## THE TASK
Locate each line below that includes "enquêtes" and reproduce it.

## INPUT
=======

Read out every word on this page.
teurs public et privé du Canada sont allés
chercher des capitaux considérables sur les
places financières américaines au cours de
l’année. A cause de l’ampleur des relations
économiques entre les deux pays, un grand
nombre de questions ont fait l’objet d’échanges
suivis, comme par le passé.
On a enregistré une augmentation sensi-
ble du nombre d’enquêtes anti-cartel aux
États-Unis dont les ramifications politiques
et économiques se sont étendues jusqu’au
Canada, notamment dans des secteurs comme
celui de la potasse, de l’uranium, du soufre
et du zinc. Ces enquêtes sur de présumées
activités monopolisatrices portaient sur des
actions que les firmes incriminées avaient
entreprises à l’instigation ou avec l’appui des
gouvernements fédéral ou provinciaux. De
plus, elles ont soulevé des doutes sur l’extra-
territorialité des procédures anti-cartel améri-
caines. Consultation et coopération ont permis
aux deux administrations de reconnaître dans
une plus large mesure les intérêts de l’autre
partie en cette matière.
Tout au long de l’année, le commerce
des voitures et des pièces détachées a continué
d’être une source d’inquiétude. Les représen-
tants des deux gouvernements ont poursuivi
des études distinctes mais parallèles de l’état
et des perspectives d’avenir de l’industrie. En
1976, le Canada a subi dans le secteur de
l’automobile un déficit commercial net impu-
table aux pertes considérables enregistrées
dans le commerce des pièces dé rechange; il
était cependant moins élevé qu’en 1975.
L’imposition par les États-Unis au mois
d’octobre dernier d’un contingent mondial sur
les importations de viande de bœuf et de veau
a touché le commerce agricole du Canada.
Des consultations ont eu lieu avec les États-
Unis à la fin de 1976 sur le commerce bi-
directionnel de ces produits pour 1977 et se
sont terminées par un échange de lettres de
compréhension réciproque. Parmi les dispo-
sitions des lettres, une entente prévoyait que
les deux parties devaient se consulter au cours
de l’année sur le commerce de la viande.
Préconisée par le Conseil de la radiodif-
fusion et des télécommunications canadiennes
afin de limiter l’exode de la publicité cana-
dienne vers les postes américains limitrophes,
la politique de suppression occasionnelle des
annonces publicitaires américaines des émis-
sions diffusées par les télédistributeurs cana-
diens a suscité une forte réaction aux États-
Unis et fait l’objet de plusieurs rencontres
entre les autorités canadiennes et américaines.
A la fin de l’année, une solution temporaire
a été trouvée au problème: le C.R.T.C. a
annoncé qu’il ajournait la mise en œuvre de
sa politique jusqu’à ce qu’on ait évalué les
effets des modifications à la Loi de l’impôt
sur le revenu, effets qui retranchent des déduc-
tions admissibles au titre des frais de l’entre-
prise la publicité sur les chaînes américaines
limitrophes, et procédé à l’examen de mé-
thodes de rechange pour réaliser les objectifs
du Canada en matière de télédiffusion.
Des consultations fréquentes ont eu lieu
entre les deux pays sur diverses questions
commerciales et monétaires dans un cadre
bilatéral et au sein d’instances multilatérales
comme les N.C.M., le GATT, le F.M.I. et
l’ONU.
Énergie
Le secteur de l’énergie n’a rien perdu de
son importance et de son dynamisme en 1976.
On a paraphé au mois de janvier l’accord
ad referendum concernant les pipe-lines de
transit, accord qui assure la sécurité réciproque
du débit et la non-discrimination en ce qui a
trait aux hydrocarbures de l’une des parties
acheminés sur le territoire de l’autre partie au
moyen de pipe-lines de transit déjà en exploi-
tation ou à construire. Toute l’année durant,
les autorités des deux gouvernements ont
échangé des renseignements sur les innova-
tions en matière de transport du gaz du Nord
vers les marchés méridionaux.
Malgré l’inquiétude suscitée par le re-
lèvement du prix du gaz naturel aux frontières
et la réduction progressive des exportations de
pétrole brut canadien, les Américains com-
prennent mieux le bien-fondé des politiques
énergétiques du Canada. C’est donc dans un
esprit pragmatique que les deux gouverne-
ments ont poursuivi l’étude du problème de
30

=======

## TASK ANSWER
ble du nombre d’enquêtes anti-cartel aux
et du zinc. Ces enquêtes sur de présumées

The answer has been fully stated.